Can you find the lines of the listing that include "hosted" and copy every one?
## Start
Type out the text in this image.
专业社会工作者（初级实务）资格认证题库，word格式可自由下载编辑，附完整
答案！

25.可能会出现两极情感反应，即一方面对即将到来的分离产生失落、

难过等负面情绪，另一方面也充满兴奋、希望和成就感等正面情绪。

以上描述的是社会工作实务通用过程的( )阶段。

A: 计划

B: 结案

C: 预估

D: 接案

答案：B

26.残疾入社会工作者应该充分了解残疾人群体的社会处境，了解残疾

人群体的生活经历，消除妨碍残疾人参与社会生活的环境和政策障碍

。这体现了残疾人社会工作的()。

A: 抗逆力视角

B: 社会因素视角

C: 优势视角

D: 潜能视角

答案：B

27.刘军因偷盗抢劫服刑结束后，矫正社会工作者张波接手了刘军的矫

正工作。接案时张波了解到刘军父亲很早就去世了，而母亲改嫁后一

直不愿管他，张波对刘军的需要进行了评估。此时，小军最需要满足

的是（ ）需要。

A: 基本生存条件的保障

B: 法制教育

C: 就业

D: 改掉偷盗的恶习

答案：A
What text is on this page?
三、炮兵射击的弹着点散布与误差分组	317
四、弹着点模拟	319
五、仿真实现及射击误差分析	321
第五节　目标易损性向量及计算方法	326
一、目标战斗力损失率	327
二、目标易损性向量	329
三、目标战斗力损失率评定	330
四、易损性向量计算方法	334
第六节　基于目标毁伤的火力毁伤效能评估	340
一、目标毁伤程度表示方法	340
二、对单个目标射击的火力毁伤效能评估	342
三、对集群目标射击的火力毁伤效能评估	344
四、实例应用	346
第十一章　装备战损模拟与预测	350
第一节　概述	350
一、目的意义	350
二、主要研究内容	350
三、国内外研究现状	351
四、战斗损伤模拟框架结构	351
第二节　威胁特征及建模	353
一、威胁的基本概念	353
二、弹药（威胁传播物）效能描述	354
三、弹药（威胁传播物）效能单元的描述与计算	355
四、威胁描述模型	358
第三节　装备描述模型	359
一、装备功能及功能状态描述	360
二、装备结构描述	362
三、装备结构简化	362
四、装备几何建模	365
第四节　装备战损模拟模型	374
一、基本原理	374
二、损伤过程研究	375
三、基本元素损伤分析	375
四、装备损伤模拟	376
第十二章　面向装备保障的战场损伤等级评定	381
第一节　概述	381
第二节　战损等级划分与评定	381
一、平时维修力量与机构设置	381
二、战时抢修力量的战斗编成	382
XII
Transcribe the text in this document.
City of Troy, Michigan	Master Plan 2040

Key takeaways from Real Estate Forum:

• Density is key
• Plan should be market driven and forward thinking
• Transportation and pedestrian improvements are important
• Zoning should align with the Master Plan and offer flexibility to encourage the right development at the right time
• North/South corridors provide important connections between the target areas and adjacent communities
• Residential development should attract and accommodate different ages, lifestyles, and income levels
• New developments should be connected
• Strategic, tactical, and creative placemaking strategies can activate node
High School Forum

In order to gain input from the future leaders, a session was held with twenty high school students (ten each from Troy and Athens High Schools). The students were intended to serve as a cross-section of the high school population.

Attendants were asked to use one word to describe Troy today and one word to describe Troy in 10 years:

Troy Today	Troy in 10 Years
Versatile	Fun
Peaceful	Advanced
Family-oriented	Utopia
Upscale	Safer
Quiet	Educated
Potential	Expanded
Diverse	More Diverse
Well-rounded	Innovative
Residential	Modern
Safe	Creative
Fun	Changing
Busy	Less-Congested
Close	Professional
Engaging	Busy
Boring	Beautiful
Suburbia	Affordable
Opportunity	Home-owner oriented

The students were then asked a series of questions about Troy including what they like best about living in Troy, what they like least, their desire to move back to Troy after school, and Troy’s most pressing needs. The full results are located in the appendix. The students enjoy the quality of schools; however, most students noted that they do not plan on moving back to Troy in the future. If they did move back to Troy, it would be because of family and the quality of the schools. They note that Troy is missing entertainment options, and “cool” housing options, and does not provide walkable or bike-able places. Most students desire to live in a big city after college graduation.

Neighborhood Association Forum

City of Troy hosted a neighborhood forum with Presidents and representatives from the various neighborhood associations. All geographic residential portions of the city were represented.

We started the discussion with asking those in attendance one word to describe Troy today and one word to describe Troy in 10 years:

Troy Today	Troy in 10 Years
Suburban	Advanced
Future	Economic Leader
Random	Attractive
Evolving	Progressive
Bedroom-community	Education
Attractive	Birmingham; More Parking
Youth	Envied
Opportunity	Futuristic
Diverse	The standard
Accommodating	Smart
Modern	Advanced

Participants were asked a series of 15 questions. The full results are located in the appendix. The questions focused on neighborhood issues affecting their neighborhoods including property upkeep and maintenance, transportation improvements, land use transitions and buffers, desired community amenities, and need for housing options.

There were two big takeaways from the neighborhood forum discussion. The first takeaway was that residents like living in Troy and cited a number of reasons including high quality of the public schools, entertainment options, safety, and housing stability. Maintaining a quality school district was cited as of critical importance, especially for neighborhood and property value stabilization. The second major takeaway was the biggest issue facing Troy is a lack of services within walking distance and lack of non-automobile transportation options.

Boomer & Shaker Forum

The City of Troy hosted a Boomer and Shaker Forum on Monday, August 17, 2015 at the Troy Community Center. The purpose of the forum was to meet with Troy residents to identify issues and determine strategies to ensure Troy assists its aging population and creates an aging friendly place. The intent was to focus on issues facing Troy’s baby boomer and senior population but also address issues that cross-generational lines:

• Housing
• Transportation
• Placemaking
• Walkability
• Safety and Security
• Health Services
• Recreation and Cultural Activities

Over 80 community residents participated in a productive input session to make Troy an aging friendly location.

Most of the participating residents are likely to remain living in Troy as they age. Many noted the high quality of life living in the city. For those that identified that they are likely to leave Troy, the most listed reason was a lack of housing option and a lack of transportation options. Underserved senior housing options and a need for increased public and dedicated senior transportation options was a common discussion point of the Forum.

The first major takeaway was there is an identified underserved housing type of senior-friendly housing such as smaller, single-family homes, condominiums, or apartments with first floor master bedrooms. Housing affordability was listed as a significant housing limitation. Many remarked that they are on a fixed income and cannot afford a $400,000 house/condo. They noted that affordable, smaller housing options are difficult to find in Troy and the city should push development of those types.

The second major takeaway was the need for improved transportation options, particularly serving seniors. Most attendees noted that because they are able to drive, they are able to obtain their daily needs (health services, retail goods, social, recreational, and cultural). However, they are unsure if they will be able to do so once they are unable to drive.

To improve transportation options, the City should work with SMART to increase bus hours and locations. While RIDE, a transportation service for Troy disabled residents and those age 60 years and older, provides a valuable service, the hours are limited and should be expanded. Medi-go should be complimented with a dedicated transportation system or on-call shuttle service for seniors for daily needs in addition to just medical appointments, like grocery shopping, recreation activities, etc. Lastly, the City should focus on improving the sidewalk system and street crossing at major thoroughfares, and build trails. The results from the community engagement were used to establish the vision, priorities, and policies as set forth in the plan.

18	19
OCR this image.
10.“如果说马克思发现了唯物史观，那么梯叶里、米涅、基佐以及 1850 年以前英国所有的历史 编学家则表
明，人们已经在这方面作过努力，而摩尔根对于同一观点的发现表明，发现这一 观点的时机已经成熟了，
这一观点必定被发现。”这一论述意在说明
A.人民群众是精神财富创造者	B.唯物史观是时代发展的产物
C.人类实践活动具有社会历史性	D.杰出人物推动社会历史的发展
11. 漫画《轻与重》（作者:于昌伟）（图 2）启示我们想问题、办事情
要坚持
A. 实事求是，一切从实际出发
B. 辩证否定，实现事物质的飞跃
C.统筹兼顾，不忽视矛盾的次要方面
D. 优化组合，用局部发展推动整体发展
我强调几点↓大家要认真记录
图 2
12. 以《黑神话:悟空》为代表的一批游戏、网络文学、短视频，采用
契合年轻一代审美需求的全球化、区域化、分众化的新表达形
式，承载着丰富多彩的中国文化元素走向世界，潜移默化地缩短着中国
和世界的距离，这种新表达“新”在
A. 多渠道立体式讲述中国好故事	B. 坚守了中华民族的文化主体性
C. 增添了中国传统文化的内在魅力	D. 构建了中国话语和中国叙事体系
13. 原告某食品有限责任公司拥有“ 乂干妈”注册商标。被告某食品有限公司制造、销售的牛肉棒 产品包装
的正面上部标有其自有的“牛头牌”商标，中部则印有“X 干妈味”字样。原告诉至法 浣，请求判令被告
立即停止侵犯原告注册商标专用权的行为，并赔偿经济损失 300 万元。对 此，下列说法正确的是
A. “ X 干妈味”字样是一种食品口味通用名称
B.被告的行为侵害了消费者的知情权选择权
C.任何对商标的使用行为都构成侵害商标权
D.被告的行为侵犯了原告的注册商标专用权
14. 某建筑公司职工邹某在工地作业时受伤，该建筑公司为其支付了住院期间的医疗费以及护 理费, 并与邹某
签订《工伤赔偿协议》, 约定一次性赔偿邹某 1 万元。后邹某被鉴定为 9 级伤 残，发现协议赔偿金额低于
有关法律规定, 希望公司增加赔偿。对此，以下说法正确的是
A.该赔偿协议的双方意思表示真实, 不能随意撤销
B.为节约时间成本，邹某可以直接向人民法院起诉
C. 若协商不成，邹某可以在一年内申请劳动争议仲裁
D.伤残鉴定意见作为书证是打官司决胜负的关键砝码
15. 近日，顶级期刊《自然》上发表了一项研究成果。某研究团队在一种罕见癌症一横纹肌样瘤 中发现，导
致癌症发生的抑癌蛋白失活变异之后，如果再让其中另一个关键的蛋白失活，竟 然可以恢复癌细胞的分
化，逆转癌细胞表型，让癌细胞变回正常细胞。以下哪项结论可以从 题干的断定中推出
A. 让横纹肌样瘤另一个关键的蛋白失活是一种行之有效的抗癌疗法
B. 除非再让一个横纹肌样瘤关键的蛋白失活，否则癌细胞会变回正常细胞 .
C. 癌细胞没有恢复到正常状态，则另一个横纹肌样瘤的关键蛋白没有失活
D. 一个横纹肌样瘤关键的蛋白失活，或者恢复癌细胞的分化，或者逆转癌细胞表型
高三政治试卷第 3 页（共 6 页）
## End
■ **SOLUTION TO THE EXERCISE**:
City of Troy hosted a neighborhood forum with Presidents and representatives from the various neighborhood associations. All geographic residential portions of the city were represented.
The City of Troy hosted a Boomer and Shaker Forum on Monday, August 17, 2015 at the Troy Community Center. The purpose of the forum was to meet with Troy residents to identify issues and determine strategies to ensure Troy assists its aging population and creates an aging friendly place. The intent was to focus on issues facing Troy’s baby boomer and senior population but also address issues that cross-generational lines:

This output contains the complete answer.